[Entries with figure data]
☆ ☆ ☆ ☆

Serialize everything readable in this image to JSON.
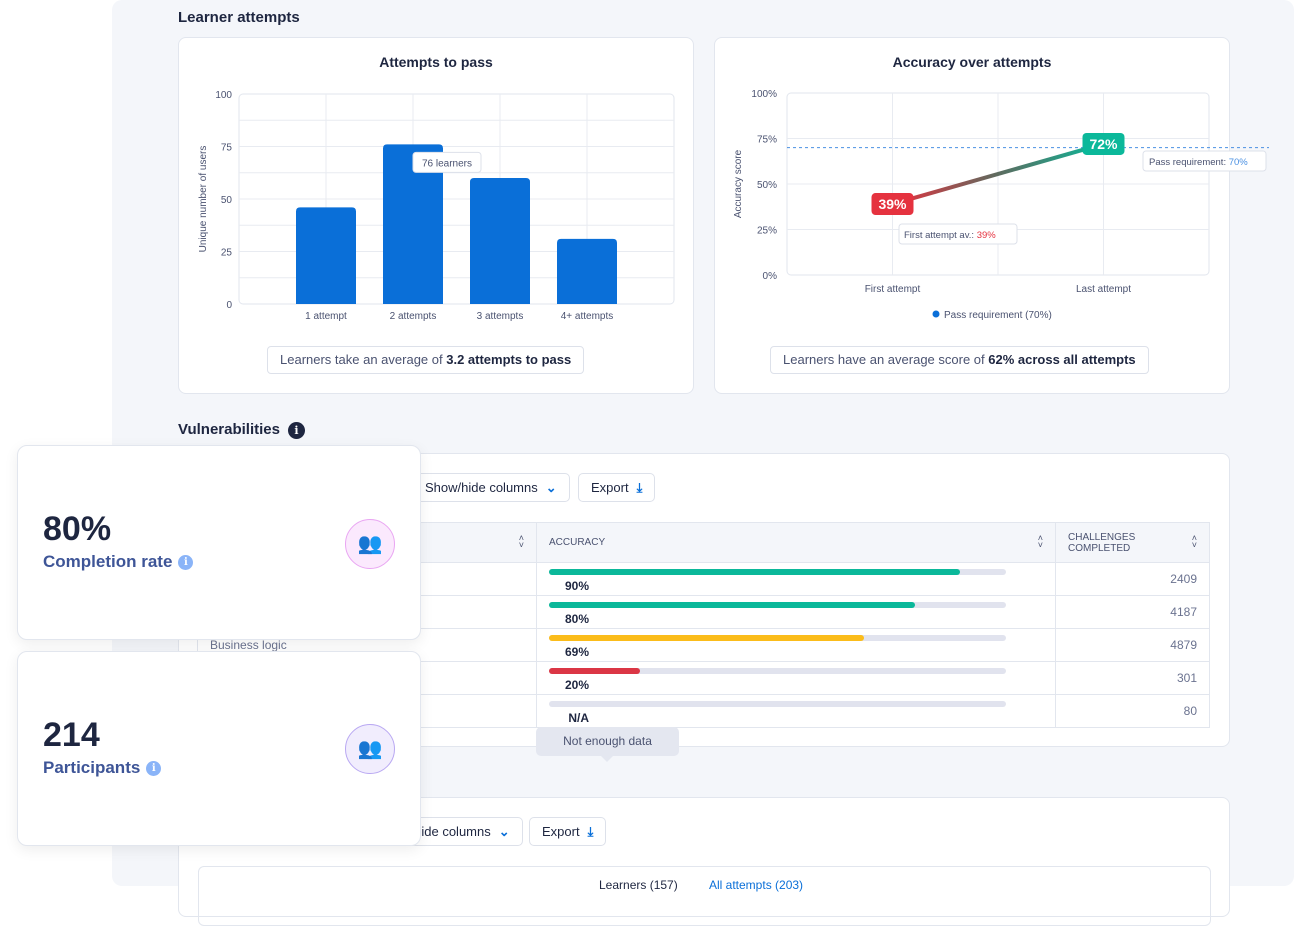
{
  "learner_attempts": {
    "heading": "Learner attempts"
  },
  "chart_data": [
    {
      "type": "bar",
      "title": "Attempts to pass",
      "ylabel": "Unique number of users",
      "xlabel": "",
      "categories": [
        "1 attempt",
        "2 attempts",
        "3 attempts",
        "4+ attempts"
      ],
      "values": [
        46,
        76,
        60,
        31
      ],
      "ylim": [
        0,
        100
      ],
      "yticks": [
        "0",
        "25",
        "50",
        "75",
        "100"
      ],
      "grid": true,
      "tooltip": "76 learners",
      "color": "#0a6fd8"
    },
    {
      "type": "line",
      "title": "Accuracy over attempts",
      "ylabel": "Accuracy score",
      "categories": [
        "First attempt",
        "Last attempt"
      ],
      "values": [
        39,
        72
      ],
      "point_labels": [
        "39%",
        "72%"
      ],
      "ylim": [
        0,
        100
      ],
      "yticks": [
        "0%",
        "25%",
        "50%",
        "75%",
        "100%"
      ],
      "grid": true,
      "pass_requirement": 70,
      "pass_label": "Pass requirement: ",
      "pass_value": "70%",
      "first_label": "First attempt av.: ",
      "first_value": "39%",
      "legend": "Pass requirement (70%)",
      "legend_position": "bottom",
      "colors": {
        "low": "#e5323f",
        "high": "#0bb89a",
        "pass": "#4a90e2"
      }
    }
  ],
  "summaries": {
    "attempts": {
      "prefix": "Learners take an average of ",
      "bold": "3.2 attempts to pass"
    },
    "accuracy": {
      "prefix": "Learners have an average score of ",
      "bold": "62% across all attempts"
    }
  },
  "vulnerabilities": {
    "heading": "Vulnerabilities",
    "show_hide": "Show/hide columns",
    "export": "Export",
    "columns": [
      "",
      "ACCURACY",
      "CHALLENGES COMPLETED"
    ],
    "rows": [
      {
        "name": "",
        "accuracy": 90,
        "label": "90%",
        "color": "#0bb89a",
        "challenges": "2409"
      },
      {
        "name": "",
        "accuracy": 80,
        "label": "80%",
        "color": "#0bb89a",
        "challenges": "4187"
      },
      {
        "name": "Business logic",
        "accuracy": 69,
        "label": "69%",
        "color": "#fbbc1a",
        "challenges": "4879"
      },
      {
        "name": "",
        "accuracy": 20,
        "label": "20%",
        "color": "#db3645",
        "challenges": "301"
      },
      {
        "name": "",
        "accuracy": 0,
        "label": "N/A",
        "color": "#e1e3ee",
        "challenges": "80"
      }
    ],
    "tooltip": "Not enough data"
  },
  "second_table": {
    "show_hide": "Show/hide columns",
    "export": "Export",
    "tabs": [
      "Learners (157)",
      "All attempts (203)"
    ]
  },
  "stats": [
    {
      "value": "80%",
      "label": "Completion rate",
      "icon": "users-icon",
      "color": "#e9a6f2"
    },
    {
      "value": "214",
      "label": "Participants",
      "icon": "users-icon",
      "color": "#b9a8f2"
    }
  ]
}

☆ ☆ ☆ ☆

EXERCISE INSTRUCTIONS → Copy out all the data without changing anything, and drop the pictures.

EXERCISE RESPONSE →
Serialize everything readable in this image to JSON.
{
  "learner_attempts": {
    "heading": "Learner attempts"
  },
  "chart_data": [
    {
      "type": "bar",
      "title": "Attempts to pass",
      "ylabel": "Unique number of users",
      "xlabel": "",
      "categories": [
        "1 attempt",
        "2 attempts",
        "3 attempts",
        "4+ attempts"
      ],
      "values": [
        46,
        76,
        60,
        31
      ],
      "ylim": [
        0,
        100
      ],
      "yticks": [
        "0",
        "25",
        "50",
        "75",
        "100"
      ],
      "grid": true,
      "tooltip": "76 learners",
      "color": "#0a6fd8"
    },
    {
      "type": "line",
      "title": "Accuracy over attempts",
      "ylabel": "Accuracy score",
      "categories": [
        "First attempt",
        "Last attempt"
      ],
      "values": [
        39,
        72
      ],
      "point_labels": [
        "39%",
        "72%"
      ],
      "ylim": [
        0,
        100
      ],
      "yticks": [
        "0%",
        "25%",
        "50%",
        "75%",
        "100%"
      ],
      "grid": true,
      "pass_requirement": 70,
      "pass_label": "Pass requirement: ",
      "pass_value": "70%",
      "first_label": "First attempt av.: ",
      "first_value": "39%",
      "legend": "Pass requirement (70%)",
      "legend_position": "bottom",
      "colors": {
        "low": "#e5323f",
        "high": "#0bb89a",
        "pass": "#4a90e2"
      }
    }
  ],
  "summaries": {
    "attempts": {
      "prefix": "Learners take an average of ",
      "bold": "3.2 attempts to pass"
    },
    "accuracy": {
      "prefix": "Learners have an average score of ",
      "bold": "62% across all attempts"
    }
  },
  "vulnerabilities": {
    "heading": "Vulnerabilities",
    "show_hide": "Show/hide columns",
    "export": "Export",
    "columns": [
      "",
      "ACCURACY",
      "CHALLENGES COMPLETED"
    ],
    "rows": [
      {
        "name": "",
        "accuracy": 90,
        "label": "90%",
        "color": "#0bb89a",
        "challenges": "2409"
      },
      {
        "name": "",
        "accuracy": 80,
        "label": "80%",
        "color": "#0bb89a",
        "challenges": "4187"
      },
      {
        "name": "Business logic",
        "accuracy": 69,
        "label": "69%",
        "color": "#fbbc1a",
        "challenges": "4879"
      },
      {
        "name": "",
        "accuracy": 20,
        "label": "20%",
        "color": "#db3645",
        "challenges": "301"
      },
      {
        "name": "",
        "accuracy": 0,
        "label": "N/A",
        "color": "#e1e3ee",
        "challenges": "80"
      }
    ],
    "tooltip": "Not enough data"
  },
  "second_table": {
    "show_hide": "Show/hide columns",
    "export": "Export",
    "tabs": [
      "Learners (157)",
      "All attempts (203)"
    ]
  },
  "stats": [
    {
      "value": "80%",
      "label": "Completion rate",
      "icon": "users-icon",
      "color": "#e9a6f2"
    },
    {
      "value": "214",
      "label": "Participants",
      "icon": "users-icon",
      "color": "#b9a8f2"
    }
  ]
}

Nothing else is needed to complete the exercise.